EXTRAIT SOURCE =
- - -
Avec Ang Lee pure souche, aussi épique que romantique.
À l'exception de quelques cinéphiles un rien aventuriers, le genre du wu-xia-pian (le film de cape et d'épée chinois) a dû s'armer de patience avant de conquérir le public occidental. S'il connaît son âge d'or entre les années 1960 et 1970, sous l'impulsion de cinéastes comme King Hu, réalisateur du désormais célèbre A Touch of Zen, tous les yeux sont pourtant braqués sur la légende Bruce Lee, dont les exploits et le charisme marquent à l'époque le film de kung-fu hongkongais.
Après deux décennies de morne plaine, le wu-xia-pian renaît dans le sanglant The Blade de Tsui Hark en 1995, mais le vrai renouveau a lieu cinq années plus tard avec Tigre et Dragon d'Ang Lee. Signant le retour du cinéaste taïwanais en Asie après trois longs-métrages tournés en langue anglaise, le film est l'adaptation du quatrième livre issu de la Pentalogie de la Grue d'Acier de Wang Dulu. Après avoir porté à l'écran le roman Raison et sentiments de Jane Austen, Ang Lee renoue ici avec la veine mélodramatique de son cinéma et s'offre un casting de luxe, Michelle Yeoh en tête.
Coproduction internationale entre la Chine, Hong Kong, Taïwan et les États-Unis, Tigre et Dragon remporte tous les suffrages lors de sa présentation hors compétition au Festival de Cannes en 2000, et va jusqu'à décrocher quatre Oscars parmi de nombreuses autres récompenses. Récoltant 213 millions de dollars de recettes mondiales pour un budget initial de 17 millions seulement, le film est un triomphe total. Dans ces conditions, on s'interroge : et si le wu-xia-pian moderne lui devait tout ?
Les monstres sacrés sont de sortie
DUELS ASCENSIONNELS
Dès l'entame du film, tout respire la sérénité, du hameau en bordure de fleuve aux paysans vaquant à leurs occupations. On est alors dans la Chine rurale du XIXe siècle. Sorti de sa retraite, le chevalier Li Mu-Bai (Chow Yun-Fat) vient confier à la guerrière Yu Shu-Lien (Michelle Yeoh), une amie de longue date, son épée nommée "Destinée" pour qu'elle la transmette à son tour au seigneur Té. Mais une fois remise à son destinataire à Pékin, l'épée est dérobée la nuit même par un mystérieux voleur. Très vite, les soupçons se portent sur Yu Jiao-Long (Zhang Ziyi, fabuleuse révélation), fille d'un gouverneur, et sur Jade "La Hyène" (Cheng Pei-Pei), une criminelle redoutée et redoutable.
- - -
EXERCICES PROPOSÉS =
[1] Recopiez à l'identique le passage de l'article sur Tigre et Dragon allant de "Avec Ang Lee" à "de kung-fu hongkongais.".
[2] Répondez aux questions suivantes d'après l'article sur Tigre et Dragon :
(a) Quel cinéaste a réalisé A Touch of Zen ?
(b) Combien d'Oscars Tigre et Dragon a-t-il remportés ?
(c) Quel nom porte l'épée que Li Mu-Bai confie à Yu Shu-Lien ?
[3] Poursuivez l'article sur Tigre et Dragon à partir de sa dernière phrase.
Les enregistrements suivants proviennent d'une autre source.
- - -
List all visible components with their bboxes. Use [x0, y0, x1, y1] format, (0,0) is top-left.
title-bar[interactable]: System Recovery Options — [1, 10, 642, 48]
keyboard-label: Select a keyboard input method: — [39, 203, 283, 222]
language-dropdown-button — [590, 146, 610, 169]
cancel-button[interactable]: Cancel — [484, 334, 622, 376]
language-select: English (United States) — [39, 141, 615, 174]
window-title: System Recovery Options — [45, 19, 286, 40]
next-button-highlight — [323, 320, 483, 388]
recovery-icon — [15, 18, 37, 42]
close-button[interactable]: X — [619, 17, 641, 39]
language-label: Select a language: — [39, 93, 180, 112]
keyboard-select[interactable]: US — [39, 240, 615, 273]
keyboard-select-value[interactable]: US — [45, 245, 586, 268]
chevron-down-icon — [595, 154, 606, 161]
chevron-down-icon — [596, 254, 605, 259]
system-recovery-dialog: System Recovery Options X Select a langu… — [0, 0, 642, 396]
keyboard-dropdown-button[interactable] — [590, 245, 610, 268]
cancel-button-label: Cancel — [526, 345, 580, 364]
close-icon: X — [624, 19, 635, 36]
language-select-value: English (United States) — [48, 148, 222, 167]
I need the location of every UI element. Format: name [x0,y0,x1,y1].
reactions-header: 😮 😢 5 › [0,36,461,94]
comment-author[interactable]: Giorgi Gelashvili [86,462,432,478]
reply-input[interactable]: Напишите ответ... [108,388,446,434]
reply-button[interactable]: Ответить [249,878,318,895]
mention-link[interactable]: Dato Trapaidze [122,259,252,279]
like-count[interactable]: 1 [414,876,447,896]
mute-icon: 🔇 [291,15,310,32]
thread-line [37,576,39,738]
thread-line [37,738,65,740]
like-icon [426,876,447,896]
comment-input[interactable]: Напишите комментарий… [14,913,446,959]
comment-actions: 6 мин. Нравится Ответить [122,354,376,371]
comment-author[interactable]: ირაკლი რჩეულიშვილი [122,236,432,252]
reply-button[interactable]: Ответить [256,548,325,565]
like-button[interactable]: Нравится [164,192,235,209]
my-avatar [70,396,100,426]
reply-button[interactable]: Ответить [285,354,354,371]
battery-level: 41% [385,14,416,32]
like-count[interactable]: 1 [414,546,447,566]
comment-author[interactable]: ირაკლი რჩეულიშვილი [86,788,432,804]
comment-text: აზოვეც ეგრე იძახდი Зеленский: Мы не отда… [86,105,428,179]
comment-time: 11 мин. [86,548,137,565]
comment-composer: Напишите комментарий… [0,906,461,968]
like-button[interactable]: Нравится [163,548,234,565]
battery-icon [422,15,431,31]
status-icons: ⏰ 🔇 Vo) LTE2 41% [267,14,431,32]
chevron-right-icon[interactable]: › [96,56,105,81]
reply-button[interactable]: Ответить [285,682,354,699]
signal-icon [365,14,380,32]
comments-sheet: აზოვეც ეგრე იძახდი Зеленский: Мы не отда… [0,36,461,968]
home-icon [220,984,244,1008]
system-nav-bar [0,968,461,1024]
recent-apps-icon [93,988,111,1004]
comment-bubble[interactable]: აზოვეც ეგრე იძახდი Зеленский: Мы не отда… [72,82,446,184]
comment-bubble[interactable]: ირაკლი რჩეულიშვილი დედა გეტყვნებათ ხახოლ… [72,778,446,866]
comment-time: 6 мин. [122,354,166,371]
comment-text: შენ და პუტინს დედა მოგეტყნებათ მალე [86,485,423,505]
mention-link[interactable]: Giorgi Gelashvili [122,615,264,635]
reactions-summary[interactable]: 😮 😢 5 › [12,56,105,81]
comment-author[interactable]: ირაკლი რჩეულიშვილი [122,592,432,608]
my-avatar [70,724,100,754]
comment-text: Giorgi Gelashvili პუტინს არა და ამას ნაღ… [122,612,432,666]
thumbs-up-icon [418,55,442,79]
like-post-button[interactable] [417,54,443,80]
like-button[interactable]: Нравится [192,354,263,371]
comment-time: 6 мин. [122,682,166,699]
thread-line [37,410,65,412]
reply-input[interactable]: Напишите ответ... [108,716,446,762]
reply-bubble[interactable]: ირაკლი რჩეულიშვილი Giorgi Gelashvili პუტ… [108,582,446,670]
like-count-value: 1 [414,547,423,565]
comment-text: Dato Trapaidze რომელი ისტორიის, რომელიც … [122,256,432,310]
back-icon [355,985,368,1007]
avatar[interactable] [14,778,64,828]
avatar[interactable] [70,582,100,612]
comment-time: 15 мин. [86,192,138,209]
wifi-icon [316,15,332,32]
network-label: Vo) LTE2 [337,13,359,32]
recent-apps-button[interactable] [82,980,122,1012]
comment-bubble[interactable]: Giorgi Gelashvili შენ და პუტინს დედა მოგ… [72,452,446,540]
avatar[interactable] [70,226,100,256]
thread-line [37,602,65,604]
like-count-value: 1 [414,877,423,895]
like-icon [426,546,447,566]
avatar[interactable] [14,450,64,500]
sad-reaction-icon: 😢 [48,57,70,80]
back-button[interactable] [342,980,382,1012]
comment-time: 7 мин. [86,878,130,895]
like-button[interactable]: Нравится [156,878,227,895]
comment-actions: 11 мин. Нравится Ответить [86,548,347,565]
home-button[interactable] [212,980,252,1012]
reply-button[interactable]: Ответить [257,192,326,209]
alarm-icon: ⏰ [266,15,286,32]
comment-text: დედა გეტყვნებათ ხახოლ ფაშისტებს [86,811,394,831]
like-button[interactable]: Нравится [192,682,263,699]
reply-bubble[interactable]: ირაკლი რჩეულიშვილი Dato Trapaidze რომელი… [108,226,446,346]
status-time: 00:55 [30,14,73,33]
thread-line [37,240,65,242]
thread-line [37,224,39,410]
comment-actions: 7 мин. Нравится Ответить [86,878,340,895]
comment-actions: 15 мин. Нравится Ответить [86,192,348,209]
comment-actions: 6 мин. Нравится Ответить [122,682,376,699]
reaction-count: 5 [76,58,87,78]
- - -
CORRIGÉS =
[1]
Avec Ang Lee pure souche, aussi épique que romantique.
À l'exception de quelques cinéphiles un rien aventuriers, le genre du wu-xia-pian (le film de cape et d'épée chinois) a dû s'armer de patience avant de conquérir le public occidental. S'il connaît son âge d'or entre les années 1960 et 1970, sous l'impulsion de cinéastes comme King Hu, réalisateur du désormais célèbre A Touch of Zen, tous les yeux sont pourtant braqués sur la légende Bruce Lee, dont les exploits et le charisme marquent à l'époque le film de kung-fu hongkongais.

[2]
(a) King Hu.
(b) Quatre.
(c) « Destinée ».

[3]
Bien sûr, récupérer l'épée va relever du véritable parcours du combattant, et pour orchestrer cette lutte acharnée, Ang Lee fait appel aux talents du chorégraphe et cascadeur Yuen Woo-Ping, à qui l'on doit entre autres les joutes martiales de Fist of Legend et Matrix. Et il va sans dire que les acrobaties de Neo et Trinity se rappellent au bon souvenir du spectateur ici, tant les sauts périlleux, les lévitations spontanées et les sprints sur les murs sont légion. Mais la dynamique y est pourtant différente, assumant un rapport direct aux éléments, la pensée chinoise établissant une interaction immuable entre le ciel et la terre, d'où ces envolées magiques dont sont coutumiers les héros du film.
Une nouvelle discipline fait son entrée aux Jeux olympiques
Cette connexion à la Nature se trouve également dans les surnoms "animaliers" des personnages, comme Jade "La Hyène" et d'autres sobriquets du même acabit : "Aigle de fer", "Puma ailé", etc. Alors oui, on nage en plein zoocentrisme, mais la plupart des cultures, orientales ou occidentales, en ont quasiment fait une religion. Il n'y a qu'à voir les superhéros Black Panther ou Wolverine pour se convaincre de cette mimétique animale du guerrier. Il en va ainsi dans la tradition du wu-xia-pian qui invite les combattants à lâcher le fauve qui sommeille en eux à condition de savoir le dompter.
Le titre original du film, Crouching Tiger, Hidden Dragon, que l'on peut traduire par "Tigre tapi, dragon caché", renvoie justement à cette idée. Quand Mu-Bai se décamoufle en surgissant de la végétation, il se comporte tel un prédateur fondant sur sa proie, et lorsqu'il se téléporte d'un endroit à un autre à la faveur d'une simple coupe au montage, il opère à la manière d'un dieu. C'est ce trajet de l'humain au divin, du terrestre au céleste, qui caractérise l'arc des personnages. "Je suis l'invincible déesse de l'arme blanche", s'écrie Jiao-Long peu avant le dernier acte, alors qu'elle défie un groupe d'hommes résolus à lui faire payer son affront.
Verra bien qui tranchera la dernière
À LA LOYALE
En hiérarchisant les rapports de classe entre ses protagonistes, Tigre et Dragon malmène les principes de respect et de loyauté au cœur de tout wu-xia-pian et plus largement des mœurs chinoises. Si Mu-Bai et Shu-Lien sont d'extraction modeste, ils n'en demeurent pas moins des mentors, à contrario de Jiao-Long qui, malgré ses origines nobles, revêt encore le statut d'apprenti eu égard à sa jeunesse. Ce tiraillement entre le privilège social et l'expérience au combat est de fait source d'inimitiés et de trahisons entre les deux camps.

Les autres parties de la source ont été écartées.